[Dataset entries]
■ ■ ■ ■ ■

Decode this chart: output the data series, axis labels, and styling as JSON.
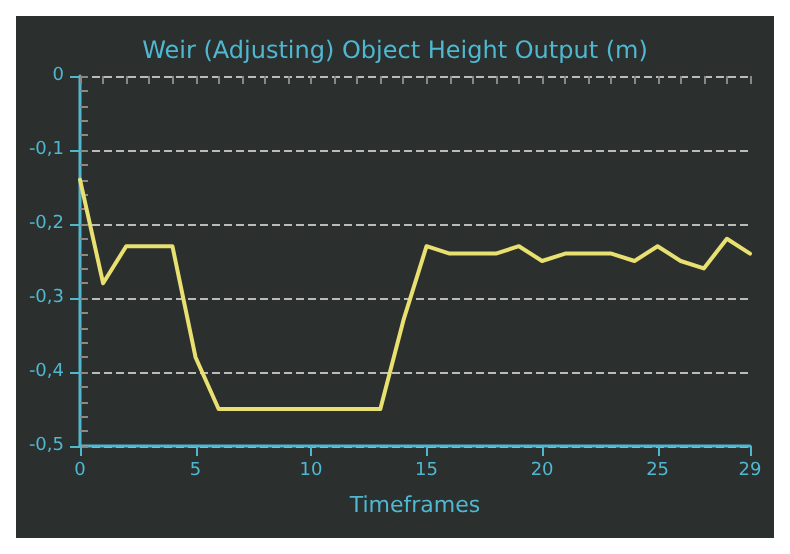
{
  "chart_data": {
    "type": "line",
    "title": "Weir (Adjusting) Object Height Output (m)",
    "xlabel": "Timeframes",
    "x": [
      0,
      1,
      2,
      3,
      4,
      5,
      6,
      7,
      8,
      9,
      10,
      11,
      12,
      13,
      14,
      15,
      16,
      17,
      18,
      19,
      20,
      21,
      22,
      23,
      24,
      25,
      26,
      27,
      28,
      29
    ],
    "series": [
      {
        "color": "#e8e070",
        "values": [
          -0.14,
          -0.28,
          -0.23,
          -0.23,
          -0.23,
          -0.38,
          -0.45,
          -0.45,
          -0.45,
          -0.45,
          -0.45,
          -0.45,
          -0.45,
          -0.45,
          -0.33,
          -0.23,
          -0.24,
          -0.24,
          -0.24,
          -0.23,
          -0.25,
          -0.24,
          -0.24,
          -0.24,
          -0.25,
          -0.23,
          -0.25,
          -0.26,
          -0.22,
          -0.24
        ]
      }
    ],
    "xlim": [
      0,
      29
    ],
    "xticks": [
      0,
      5,
      10,
      15,
      20,
      25,
      29
    ],
    "ylim": [
      -0.5,
      0
    ],
    "yticks": [
      {
        "value": -0.5,
        "label": "-0,5"
      },
      {
        "value": -0.4,
        "label": "-0,4"
      },
      {
        "value": -0.3,
        "label": "-0,3"
      },
      {
        "value": -0.2,
        "label": "-0,2"
      },
      {
        "value": -0.1,
        "label": "-0,1"
      },
      0
    ],
    "grid": "y",
    "marker": "none",
    "line_style": "solid"
  }
}
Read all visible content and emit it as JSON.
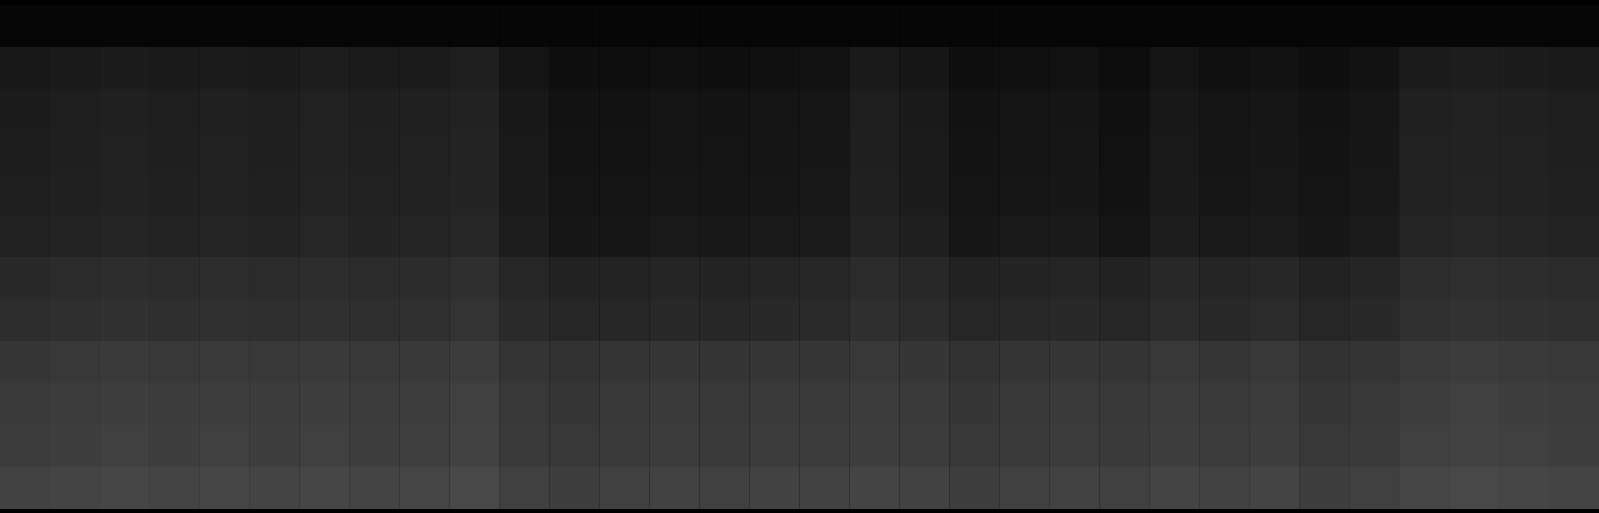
{
  "chart_data": {
    "type": "heatmap",
    "tick_labels": false,
    "values": [
      [
        6,
        6,
        6,
        6,
        6,
        6,
        6,
        6,
        6,
        6,
        6,
        6,
        6,
        6,
        6,
        6,
        6,
        6,
        6,
        6,
        6,
        6,
        6,
        6,
        6,
        6,
        6,
        6,
        6,
        6,
        6,
        6
      ],
      [
        24,
        26,
        28,
        26,
        28,
        26,
        29,
        27,
        28,
        30,
        20,
        14,
        14,
        16,
        15,
        16,
        18,
        26,
        22,
        14,
        16,
        17,
        12,
        20,
        16,
        18,
        14,
        18,
        28,
        29,
        28,
        26
      ],
      [
        28,
        30,
        32,
        30,
        32,
        30,
        33,
        31,
        32,
        34,
        24,
        18,
        18,
        20,
        19,
        20,
        22,
        30,
        26,
        18,
        20,
        21,
        16,
        24,
        20,
        22,
        18,
        22,
        32,
        33,
        32,
        30
      ],
      [
        29,
        31,
        33,
        31,
        33,
        31,
        34,
        32,
        33,
        35,
        25,
        19,
        19,
        21,
        20,
        21,
        23,
        31,
        27,
        19,
        21,
        22,
        17,
        25,
        21,
        23,
        19,
        23,
        33,
        34,
        33,
        31
      ],
      [
        30,
        32,
        34,
        32,
        34,
        32,
        35,
        33,
        34,
        36,
        26,
        20,
        20,
        22,
        21,
        22,
        24,
        32,
        28,
        20,
        22,
        23,
        18,
        26,
        22,
        24,
        20,
        24,
        34,
        35,
        34,
        32
      ],
      [
        33,
        35,
        37,
        35,
        37,
        35,
        38,
        36,
        37,
        39,
        29,
        23,
        23,
        25,
        24,
        25,
        27,
        35,
        31,
        23,
        25,
        26,
        21,
        29,
        25,
        27,
        23,
        27,
        37,
        38,
        37,
        35
      ],
      [
        41,
        43,
        45,
        43,
        45,
        43,
        45,
        43,
        44,
        47,
        38,
        34,
        35,
        37,
        35,
        37,
        38,
        43,
        40,
        34,
        36,
        37,
        34,
        40,
        37,
        39,
        34,
        37,
        45,
        46,
        45,
        43
      ],
      [
        45,
        47,
        49,
        47,
        49,
        47,
        49,
        47,
        48,
        51,
        42,
        38,
        39,
        41,
        39,
        41,
        42,
        47,
        44,
        38,
        40,
        41,
        38,
        44,
        41,
        43,
        38,
        41,
        49,
        50,
        49,
        47
      ],
      [
        54,
        56,
        58,
        56,
        58,
        56,
        58,
        56,
        57,
        60,
        52,
        50,
        52,
        54,
        52,
        54,
        54,
        56,
        54,
        50,
        52,
        54,
        52,
        56,
        54,
        56,
        50,
        52,
        58,
        60,
        58,
        56
      ],
      [
        58,
        60,
        62,
        60,
        62,
        60,
        62,
        60,
        61,
        64,
        56,
        54,
        56,
        58,
        56,
        58,
        58,
        60,
        58,
        54,
        56,
        58,
        56,
        60,
        58,
        60,
        54,
        56,
        62,
        64,
        62,
        60
      ],
      [
        60,
        62,
        64,
        62,
        64,
        62,
        64,
        62,
        63,
        66,
        58,
        56,
        58,
        60,
        58,
        60,
        60,
        62,
        60,
        56,
        58,
        60,
        58,
        62,
        60,
        62,
        56,
        58,
        64,
        66,
        64,
        62
      ],
      [
        66,
        68,
        70,
        68,
        70,
        68,
        70,
        68,
        69,
        72,
        64,
        62,
        64,
        66,
        64,
        66,
        66,
        68,
        66,
        62,
        64,
        66,
        64,
        68,
        66,
        68,
        62,
        64,
        70,
        72,
        70,
        68
      ]
    ]
  }
}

■ ■ ■ ■ ■

§ **What you should do**
Copy the entries exactly. Leave out the images.

§ **Task response**
Decode this chart: output the data series, axis labels, and styling as JSON.
{
  "chart_data": {
    "type": "line",
    "title": "Weir (Adjusting) Object Height Output (m)",
    "xlabel": "Timeframes",
    "x": [
      0,
      1,
      2,
      3,
      4,
      5,
      6,
      7,
      8,
      9,
      10,
      11,
      12,
      13,
      14,
      15,
      16,
      17,
      18,
      19,
      20,
      21,
      22,
      23,
      24,
      25,
      26,
      27,
      28,
      29
    ],
    "series": [
      {
        "color": "#e8e070",
        "values": [
          -0.14,
          -0.28,
          -0.23,
          -0.23,
          -0.23,
          -0.38,
          -0.45,
          -0.45,
          -0.45,
          -0.45,
          -0.45,
          -0.45,
          -0.45,
          -0.45,
          -0.33,
          -0.23,
          -0.24,
          -0.24,
          -0.24,
          -0.23,
          -0.25,
          -0.24,
          -0.24,
          -0.24,
          -0.25,
          -0.23,
          -0.25,
          -0.26,
          -0.22,
          -0.24
        ]
      }
    ],
    "xlim": [
      0,
      29
    ],
    "xticks": [
      0,
      5,
      10,
      15,
      20,
      25,
      29
    ],
    "ylim": [
      -0.5,
      0
    ],
    "yticks": [
      {
        "value": -0.5,
        "label": "-0,5"
      },
      {
        "value": -0.4,
        "label": "-0,4"
      },
      {
        "value": -0.3,
        "label": "-0,3"
      },
      {
        "value": -0.2,
        "label": "-0,2"
      },
      {
        "value": -0.1,
        "label": "-0,1"
      },
      0
    ],
    "grid": "y",
    "marker": "none",
    "line_style": "solid"
  }
}
Read all visible content and emit it as JSON.
{
  "chart_data": {
    "type": "heatmap",
    "tick_labels": false,
    "values": [
      [
        6,
        6,
        6,
        6,
        6,
        6,
        6,
        6,
        6,
        6,
        6,
        6,
        6,
        6,
        6,
        6,
        6,
        6,
        6,
        6,
        6,
        6,
        6,
        6,
        6,
        6,
        6,
        6,
        6,
        6,
        6,
        6
      ],
      [
        24,
        26,
        28,
        26,
        28,
        26,
        29,
        27,
        28,
        30,
        20,
        14,
        14,
        16,
        15,
        16,
        18,
        26,
        22,
        14,
        16,
        17,
        12,
        20,
        16,
        18,
        14,
        18,
        28,
        29,
        28,
        26
      ],
      [
        28,
        30,
        32,
        30,
        32,
        30,
        33,
        31,
        32,
        34,
        24,
        18,
        18,
        20,
        19,
        20,
        22,
        30,
        26,
        18,
        20,
        21,
        16,
        24,
        20,
        22,
        18,
        22,
        32,
        33,
        32,
        30
      ],
      [
        29,
        31,
        33,
        31,
        33,
        31,
        34,
        32,
        33,
        35,
        25,
        19,
        19,
        21,
        20,
        21,
        23,
        31,
        27,
        19,
        21,
        22,
        17,
        25,
        21,
        23,
        19,
        23,
        33,
        34,
        33,
        31
      ],
      [
        30,
        32,
        34,
        32,
        34,
        32,
        35,
        33,
        34,
        36,
        26,
        20,
        20,
        22,
        21,
        22,
        24,
        32,
        28,
        20,
        22,
        23,
        18,
        26,
        22,
        24,
        20,
        24,
        34,
        35,
        34,
        32
      ],
      [
        33,
        35,
        37,
        35,
        37,
        35,
        38,
        36,
        37,
        39,
        29,
        23,
        23,
        25,
        24,
        25,
        27,
        35,
        31,
        23,
        25,
        26,
        21,
        29,
        25,
        27,
        23,
        27,
        37,
        38,
        37,
        35
      ],
      [
        41,
        43,
        45,
        43,
        45,
        43,
        45,
        43,
        44,
        47,
        38,
        34,
        35,
        37,
        35,
        37,
        38,
        43,
        40,
        34,
        36,
        37,
        34,
        40,
        37,
        39,
        34,
        37,
        45,
        46,
        45,
        43
      ],
      [
        45,
        47,
        49,
        47,
        49,
        47,
        49,
        47,
        48,
        51,
        42,
        38,
        39,
        41,
        39,
        41,
        42,
        47,
        44,
        38,
        40,
        41,
        38,
        44,
        41,
        43,
        38,
        41,
        49,
        50,
        49,
        47
      ],
      [
        54,
        56,
        58,
        56,
        58,
        56,
        58,
        56,
        57,
        60,
        52,
        50,
        52,
        54,
        52,
        54,
        54,
        56,
        54,
        50,
        52,
        54,
        52,
        56,
        54,
        56,
        50,
        52,
        58,
        60,
        58,
        56
      ],
      [
        58,
        60,
        62,
        60,
        62,
        60,
        62,
        60,
        61,
        64,
        56,
        54,
        56,
        58,
        56,
        58,
        58,
        60,
        58,
        54,
        56,
        58,
        56,
        60,
        58,
        60,
        54,
        56,
        62,
        64,
        62,
        60
      ],
      [
        60,
        62,
        64,
        62,
        64,
        62,
        64,
        62,
        63,
        66,
        58,
        56,
        58,
        60,
        58,
        60,
        60,
        62,
        60,
        56,
        58,
        60,
        58,
        62,
        60,
        62,
        56,
        58,
        64,
        66,
        64,
        62
      ],
      [
        66,
        68,
        70,
        68,
        70,
        68,
        70,
        68,
        69,
        72,
        64,
        62,
        64,
        66,
        64,
        66,
        66,
        68,
        66,
        62,
        64,
        66,
        64,
        68,
        66,
        68,
        62,
        64,
        70,
        72,
        70,
        68
      ]
    ]
  }
}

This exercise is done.